Stated goal:
Leave out the pictures and copy every record exactly.
** start of Provided records **
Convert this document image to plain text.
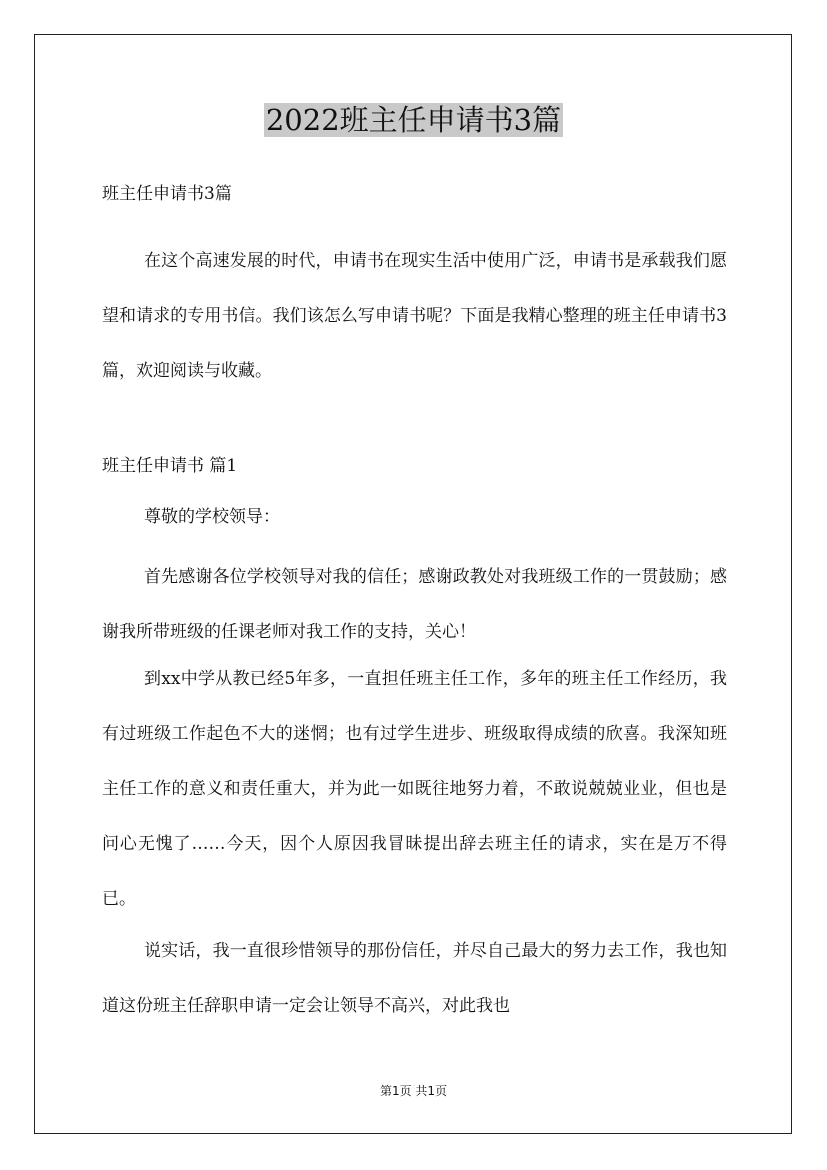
2022班主任申请书3篇

班主任申请书3篇

在这个高速发展的时代，申请书在现实生活中使用广泛，申请书是承载我们愿望和请求的专用书信。我们该怎么写申请书呢？下面是我精心整理的班主任申请书3篇，欢迎阅读与收藏。

班主任申请书 篇1

尊敬的学校领导：

首先感谢各位学校领导对我的信任；感谢政教处对我班级工作的一贯鼓励；感谢我所带班级的任课老师对我工作的支持，关心！

到xx中学从教已经5年多，一直担任班主任工作，多年的班主任工作经历，我有过班级工作起色不大的迷惘；也有过学生进步、班级取得成绩的欣喜。我深知班主任工作的意义和责任重大，并为此一如既往地努力着，不敢说兢兢业业，但也是问心无愧了……今天，因个人原因我冒昧提出辞去班主任的请求，实在是万不得已。

说实话，我一直很珍惜领导的那份信任，并尽自己最大的努力去工作，我也知道这份班主任辞职申请一定会让领导不高兴，对此我也

第1页 共1页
** end of Provided records **
Solution:
Convert this document image to plain text.
2022班主任申请书3篇

班主任申请书3篇

在这个高速发展的时代，申请书在现实生活中使用广泛，申请书是承载我们愿望和请求的专用书信。我们该怎么写申请书呢？下面是我精心整理的班主任申请书3篇，欢迎阅读与收藏。

班主任申请书 篇1

尊敬的学校领导：

首先感谢各位学校领导对我的信任；感谢政教处对我班级工作的一贯鼓励；感谢我所带班级的任课老师对我工作的支持，关心！

到xx中学从教已经5年多，一直担任班主任工作，多年的班主任工作经历，我有过班级工作起色不大的迷惘；也有过学生进步、班级取得成绩的欣喜。我深知班主任工作的意义和责任重大，并为此一如既往地努力着，不敢说兢兢业业，但也是问心无愧了……今天，因个人原因我冒昧提出辞去班主任的请求，实在是万不得已。

说实话，我一直很珍惜领导的那份信任，并尽自己最大的努力去工作，我也知道这份班主任辞职申请一定会让领导不高兴，对此我也

第1页 共1页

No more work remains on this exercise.